### Reading passage
• • •
It was a lightning strike and a sudden drop in frequency that caused Great Britain’s first widespread blackout in a decade when, in August 2019, a gas power station and an offshore wind farm suffered simultaneous outages.

The initial lightning strike caused multiple small ‘embedded’ generators (such as small wind turbines, solar and small gas generators) to trip off the system. This was immediately followed by the loss of one module from the Hornsea One wind farm, and Little Barford Gas fired power station.

Such a large portion of generation coming off the grid – almost 1.8 gigawatts (GW) – couldn’t be replaced with enough fast acting reserve (as the ESO was only required to hold 1 GW in reserve at the time), which in turn caused an imbalance in supply and demand. The imbalance meant frequency dropped below the grid’s safety limits, triggering a string of safety trips that resulted in automated-but-controlled power outages across large sections of the country.

The reality of power generation is things do occasionally go wrong, and when a large power station trips and stops supplying electricity to the grid, the frequency is pulled down rapidly. In an electricity system made up of 10,000, rather than 10 different sources of power, one or even 10 small sources can suddenly stop working without severely disrupting the grid’s ability to operate.

But while this might insure against single large scale changes on the grid, it increases the potential for many more smaller ones, and this means the act of managing the grid requires a similar approach to the services that stabilise it – more of them, called upon more often.

While it’s incredibly rare for multiple large-scale power generators to cut out at the same time, the August 2019 blackout does highlight a strength of a diversified electricity system based around multiple different types of generation.

In recent times the ESO has operated the system with lower levels of inertia than historically due to the closure of large power stations. These low inertia conditions mean that it is harder to respond to changes in frequency caused by a sudden increase or decrease in demand or generation.

The promises of expanding grid scale battery and storage technologies means intermittent renewable generated electricity will be able to provide increasing amounts of these services such as reserve power and voltage management in the future.

But at present Great Britain has limited storage at the scale needed to do so – mainly its pumped storage hydro fleet in Scotland and Wales. Instead, it falls on flexible, fast acting thermal generators to provide these services.

And as more of these are called upon to ensure the grid operates flexibly, it becomes far more complex to manage it from a central point. The response to this challenge has been to split how National Grid operates it.

From nationwide to regional

National Grid made the decision to divide its electricity systems operations division (ESO) into a separate company from its electricity transmission (ET) business – which maintains the high-voltage infrastructure, in order to better manage the changing nature of the electricity system.

The National Grid’s Distributed Resource Desk was established in April 2019 to enable power system engineers to give instructions much faster to smaller generators, battery storage operators and demand side response (DSR) suppliers, and act as a central coordinating force in a diverse ecosystem.
• • •
### Stated exercise a
According to the blackout passage, which parties can the National Grid's Distributed Resource Desk give instructions to much faster?
The listing that follows is unrelated to the blackout passage.

### Input rows
• • •
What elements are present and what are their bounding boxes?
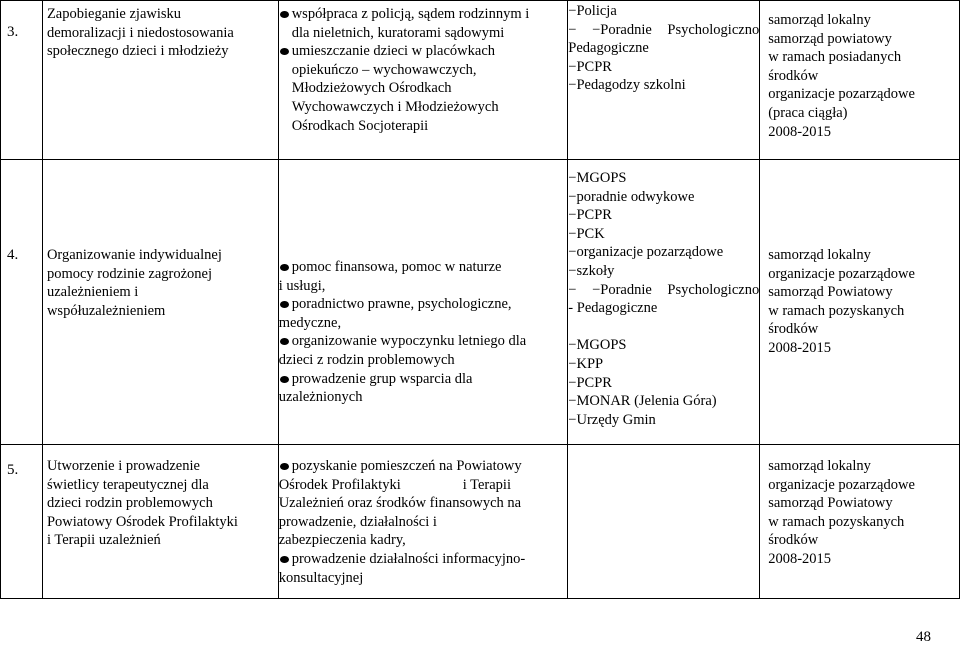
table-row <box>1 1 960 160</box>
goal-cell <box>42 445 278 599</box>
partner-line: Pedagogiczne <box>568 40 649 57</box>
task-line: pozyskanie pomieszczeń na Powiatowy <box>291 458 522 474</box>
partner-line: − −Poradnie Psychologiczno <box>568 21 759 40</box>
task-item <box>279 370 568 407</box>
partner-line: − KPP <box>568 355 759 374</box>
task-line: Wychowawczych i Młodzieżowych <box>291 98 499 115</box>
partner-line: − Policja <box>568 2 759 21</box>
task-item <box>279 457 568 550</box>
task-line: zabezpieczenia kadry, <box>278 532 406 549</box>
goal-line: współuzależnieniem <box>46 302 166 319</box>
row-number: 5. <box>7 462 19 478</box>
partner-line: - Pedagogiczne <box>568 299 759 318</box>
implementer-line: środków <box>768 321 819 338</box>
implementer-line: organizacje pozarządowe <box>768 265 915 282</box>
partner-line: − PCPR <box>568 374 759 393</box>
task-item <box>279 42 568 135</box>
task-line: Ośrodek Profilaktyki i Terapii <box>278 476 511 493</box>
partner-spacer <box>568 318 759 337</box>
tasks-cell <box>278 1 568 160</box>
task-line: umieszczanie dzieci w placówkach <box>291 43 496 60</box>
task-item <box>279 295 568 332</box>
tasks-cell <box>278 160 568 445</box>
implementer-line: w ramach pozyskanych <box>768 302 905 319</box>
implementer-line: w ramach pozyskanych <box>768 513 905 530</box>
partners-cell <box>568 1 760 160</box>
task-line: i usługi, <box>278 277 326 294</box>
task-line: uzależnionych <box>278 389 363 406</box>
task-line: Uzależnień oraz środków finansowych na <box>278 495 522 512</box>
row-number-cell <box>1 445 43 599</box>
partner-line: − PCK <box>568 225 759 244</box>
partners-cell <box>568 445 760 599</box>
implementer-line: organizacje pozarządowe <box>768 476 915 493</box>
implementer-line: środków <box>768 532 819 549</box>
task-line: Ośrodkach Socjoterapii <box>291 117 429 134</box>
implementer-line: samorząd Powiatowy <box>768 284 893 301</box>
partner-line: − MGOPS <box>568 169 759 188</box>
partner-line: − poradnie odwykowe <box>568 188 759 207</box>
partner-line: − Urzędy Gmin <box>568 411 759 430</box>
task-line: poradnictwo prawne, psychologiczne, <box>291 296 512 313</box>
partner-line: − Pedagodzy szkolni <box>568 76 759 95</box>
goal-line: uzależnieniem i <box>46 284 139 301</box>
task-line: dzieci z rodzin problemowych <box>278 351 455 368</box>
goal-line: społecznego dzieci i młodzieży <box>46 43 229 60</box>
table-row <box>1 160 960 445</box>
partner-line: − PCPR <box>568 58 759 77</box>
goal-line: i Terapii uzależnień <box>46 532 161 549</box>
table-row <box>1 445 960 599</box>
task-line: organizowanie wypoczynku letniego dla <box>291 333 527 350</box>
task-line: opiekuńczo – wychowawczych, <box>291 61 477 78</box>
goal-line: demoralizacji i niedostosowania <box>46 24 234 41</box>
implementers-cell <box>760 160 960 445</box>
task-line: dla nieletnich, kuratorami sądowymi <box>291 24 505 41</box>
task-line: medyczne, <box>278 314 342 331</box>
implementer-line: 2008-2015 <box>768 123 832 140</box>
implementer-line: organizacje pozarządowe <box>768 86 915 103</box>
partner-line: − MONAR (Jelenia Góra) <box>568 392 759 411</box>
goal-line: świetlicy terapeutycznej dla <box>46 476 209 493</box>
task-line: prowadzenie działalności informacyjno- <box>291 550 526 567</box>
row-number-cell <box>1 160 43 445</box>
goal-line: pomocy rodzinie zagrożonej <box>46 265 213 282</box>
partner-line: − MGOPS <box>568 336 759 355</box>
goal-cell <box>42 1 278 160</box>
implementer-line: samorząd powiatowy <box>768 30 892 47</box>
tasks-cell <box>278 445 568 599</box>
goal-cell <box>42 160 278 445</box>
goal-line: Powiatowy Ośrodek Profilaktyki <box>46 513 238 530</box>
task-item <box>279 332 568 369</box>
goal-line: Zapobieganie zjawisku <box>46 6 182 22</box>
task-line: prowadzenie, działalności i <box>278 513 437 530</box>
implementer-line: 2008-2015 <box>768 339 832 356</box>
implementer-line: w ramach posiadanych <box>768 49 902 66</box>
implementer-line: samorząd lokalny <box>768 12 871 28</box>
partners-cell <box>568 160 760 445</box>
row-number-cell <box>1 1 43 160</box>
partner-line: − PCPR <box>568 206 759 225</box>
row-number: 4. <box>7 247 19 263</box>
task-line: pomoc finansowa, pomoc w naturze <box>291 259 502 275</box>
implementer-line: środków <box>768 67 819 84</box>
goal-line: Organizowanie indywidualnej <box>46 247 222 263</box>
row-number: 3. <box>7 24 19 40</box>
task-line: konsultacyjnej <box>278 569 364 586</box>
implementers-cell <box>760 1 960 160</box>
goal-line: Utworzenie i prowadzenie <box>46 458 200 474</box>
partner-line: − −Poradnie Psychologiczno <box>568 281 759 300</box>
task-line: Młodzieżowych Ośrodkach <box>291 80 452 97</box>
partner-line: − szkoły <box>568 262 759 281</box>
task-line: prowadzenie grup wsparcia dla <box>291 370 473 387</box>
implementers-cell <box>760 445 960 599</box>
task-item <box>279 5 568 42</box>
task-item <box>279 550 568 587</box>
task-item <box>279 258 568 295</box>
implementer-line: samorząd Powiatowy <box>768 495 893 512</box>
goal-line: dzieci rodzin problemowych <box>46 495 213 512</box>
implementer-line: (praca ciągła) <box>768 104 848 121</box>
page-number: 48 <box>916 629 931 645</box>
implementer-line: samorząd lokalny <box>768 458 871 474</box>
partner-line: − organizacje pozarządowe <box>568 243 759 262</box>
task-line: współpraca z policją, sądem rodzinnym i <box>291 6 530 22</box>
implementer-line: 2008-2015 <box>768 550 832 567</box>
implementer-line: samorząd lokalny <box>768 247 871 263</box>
• • •
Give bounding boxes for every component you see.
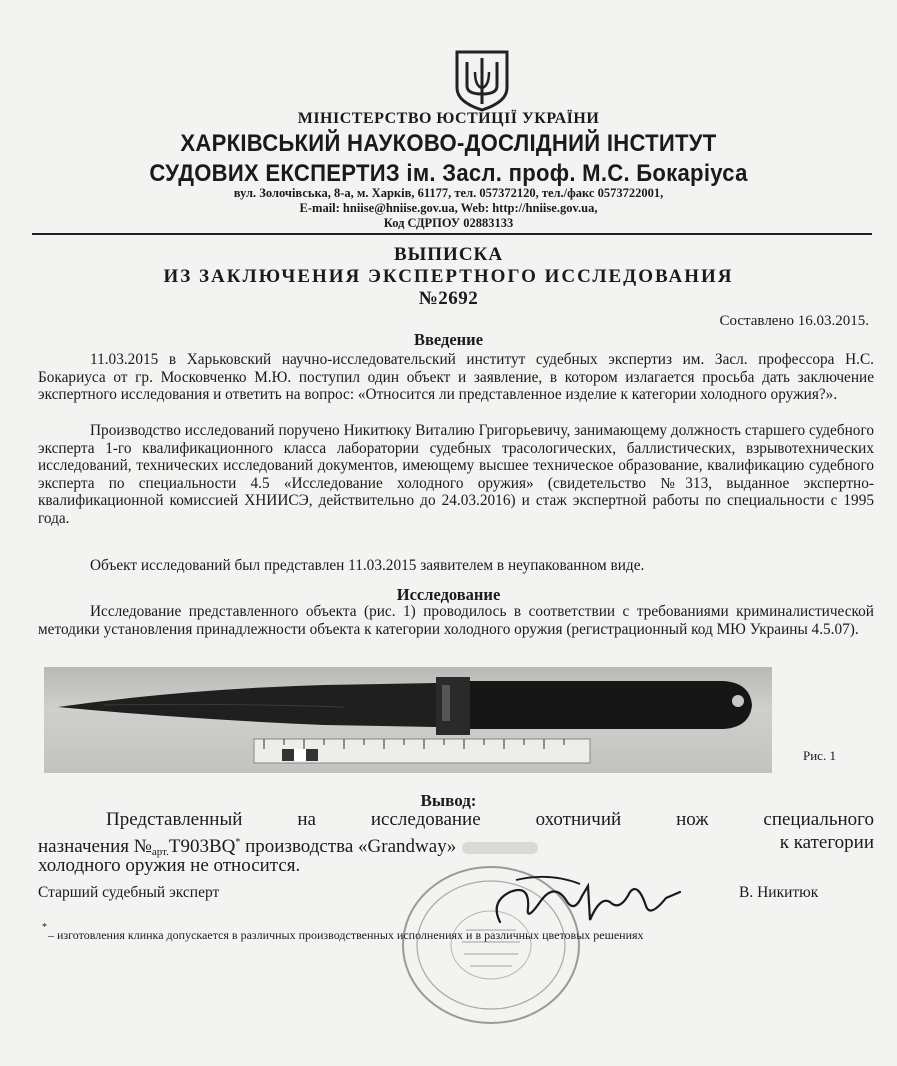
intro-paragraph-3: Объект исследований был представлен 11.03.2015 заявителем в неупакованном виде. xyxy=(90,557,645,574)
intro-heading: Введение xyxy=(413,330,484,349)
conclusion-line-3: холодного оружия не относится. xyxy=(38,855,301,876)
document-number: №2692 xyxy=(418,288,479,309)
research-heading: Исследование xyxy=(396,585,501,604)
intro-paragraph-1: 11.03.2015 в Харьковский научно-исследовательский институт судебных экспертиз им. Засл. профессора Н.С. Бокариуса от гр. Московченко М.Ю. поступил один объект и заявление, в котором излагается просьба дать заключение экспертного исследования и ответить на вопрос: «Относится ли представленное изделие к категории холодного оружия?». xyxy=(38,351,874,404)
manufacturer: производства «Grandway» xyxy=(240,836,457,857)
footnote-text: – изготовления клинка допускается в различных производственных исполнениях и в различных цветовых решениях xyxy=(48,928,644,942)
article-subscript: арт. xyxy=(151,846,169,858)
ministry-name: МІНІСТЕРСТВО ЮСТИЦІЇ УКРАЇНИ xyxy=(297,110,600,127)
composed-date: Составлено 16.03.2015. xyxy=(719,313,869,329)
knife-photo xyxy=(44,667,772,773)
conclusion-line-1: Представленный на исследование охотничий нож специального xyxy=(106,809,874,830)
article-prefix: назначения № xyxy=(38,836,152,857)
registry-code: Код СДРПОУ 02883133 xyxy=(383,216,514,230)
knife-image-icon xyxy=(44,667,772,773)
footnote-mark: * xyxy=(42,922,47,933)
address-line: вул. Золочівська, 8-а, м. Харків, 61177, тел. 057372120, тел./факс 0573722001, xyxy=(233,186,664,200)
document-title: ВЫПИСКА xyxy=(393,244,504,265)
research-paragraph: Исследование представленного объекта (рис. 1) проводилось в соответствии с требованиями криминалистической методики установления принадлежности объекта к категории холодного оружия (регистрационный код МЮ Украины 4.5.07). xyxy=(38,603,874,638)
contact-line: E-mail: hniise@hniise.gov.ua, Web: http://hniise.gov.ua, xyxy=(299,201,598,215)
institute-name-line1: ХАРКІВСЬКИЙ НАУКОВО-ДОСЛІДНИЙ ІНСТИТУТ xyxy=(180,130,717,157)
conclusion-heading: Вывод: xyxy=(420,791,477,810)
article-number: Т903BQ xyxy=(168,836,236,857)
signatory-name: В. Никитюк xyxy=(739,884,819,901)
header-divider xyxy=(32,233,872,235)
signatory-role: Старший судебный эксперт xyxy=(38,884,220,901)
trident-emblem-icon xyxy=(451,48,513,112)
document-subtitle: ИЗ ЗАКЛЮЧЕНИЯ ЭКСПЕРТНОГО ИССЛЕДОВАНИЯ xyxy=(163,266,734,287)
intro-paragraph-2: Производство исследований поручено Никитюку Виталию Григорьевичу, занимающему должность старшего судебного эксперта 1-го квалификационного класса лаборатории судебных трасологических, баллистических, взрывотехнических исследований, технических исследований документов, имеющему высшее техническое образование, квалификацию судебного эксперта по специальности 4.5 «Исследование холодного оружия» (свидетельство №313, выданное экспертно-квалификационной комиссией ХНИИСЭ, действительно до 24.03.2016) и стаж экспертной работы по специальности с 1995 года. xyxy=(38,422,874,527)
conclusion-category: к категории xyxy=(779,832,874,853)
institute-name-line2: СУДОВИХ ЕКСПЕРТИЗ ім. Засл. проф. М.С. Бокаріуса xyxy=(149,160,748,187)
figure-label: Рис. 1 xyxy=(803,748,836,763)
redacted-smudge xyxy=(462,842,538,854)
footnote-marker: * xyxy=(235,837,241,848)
• • •
### Stated exercise b
Could you quote the lines of the listing starting at the line containing "intro-paragraph-3: Объект исследований" and ending at the line containing "research-heading: Исследование xyxy=(396,585,501,604)"?

### Complete output a
- Smaller generators
- Battery storage operators
- Demand side response (DSR) suppliers

### Complete output b
intro-paragraph-3: Объект исследований был представлен 11.03.2015 заявителем в неупакованном виде. xyxy=(90,557,645,574)
intro-heading: Введение xyxy=(413,330,484,349)
conclusion-line-3: холодного оружия не относится. xyxy=(38,855,301,876)
document-number: №2692 xyxy=(418,288,479,309)
research-heading: Исследование xyxy=(396,585,501,604)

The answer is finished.